• AUSGEWÄHLTER TEXT
U2 Irische Musiktherapie

Sie haben alles hinter sich: schwierige Kindheiten, Drogen, Frauengeschichten. Alles, was eine gute Rockband so ausmacht - und irgendwann zerlegt. Aber die vier aus Dublin sind immer noch zusammen. Warum bloß?

Es ist Album Nummer 16, kommt vier Jahre nach "All That You Can't Leave Behind" in den Handel und trägt einen seltsamen Titel: "How To Dismantle An Atomic Bomb" - frei übersetzt "Wie man eine Atombombe zerlegt". Klingt nach einer höchst schwierigen Aufgabe. War es auch. Private Probleme, eine gestohlene Master-CD und riesige Erwartungen lasteten auf der irischen Band U2, die gegen all diese Widrigkeiten ein höchst wirkungsvolles Mittel einsetzte: ihre Geschlossenheit. Seit einem Vierteljahrhundert spielt U2 in unveränderter Besetzung, seit Beginn ihrer Karriere ist U2 mehr als eine Rockband. Sie ist Ersatzfamilie, Rückzugsraum, sicherer Hort für vier Männer, die sich außerhalb ihrer Musik immer seltsam fremd und verloren fühlten. Es ist erstaunlich, wie eingespielt U2 im 25. Jahr ihres Bestehens funktioniert - nicht nur im Studio oder auf der Bühne, sondern vor allem auch privat. Die Rollen sind klar verteilt.

• GEGEBENES MATERIAL
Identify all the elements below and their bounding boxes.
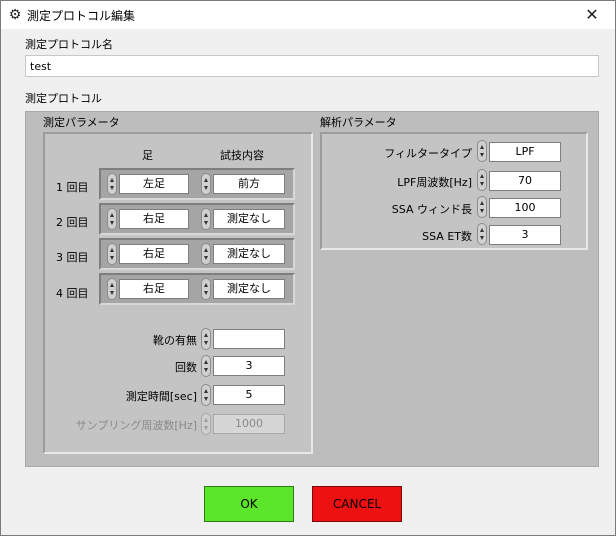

• AUFGABE
Entnimm dem Artikel über U2 wörtlich die Passage von „Sie haben alles“ bis einschließlich „zusammen. Warum bloß?“.

• LÖSUNG
Sie haben alles hinter sich: schwierige Kindheiten, Drogen, Frauengeschichten. Alles, was eine gute Rockband so ausmacht - und irgendwann zerlegt. Aber die vier aus Dublin sind immer noch zusammen. Warum bloß?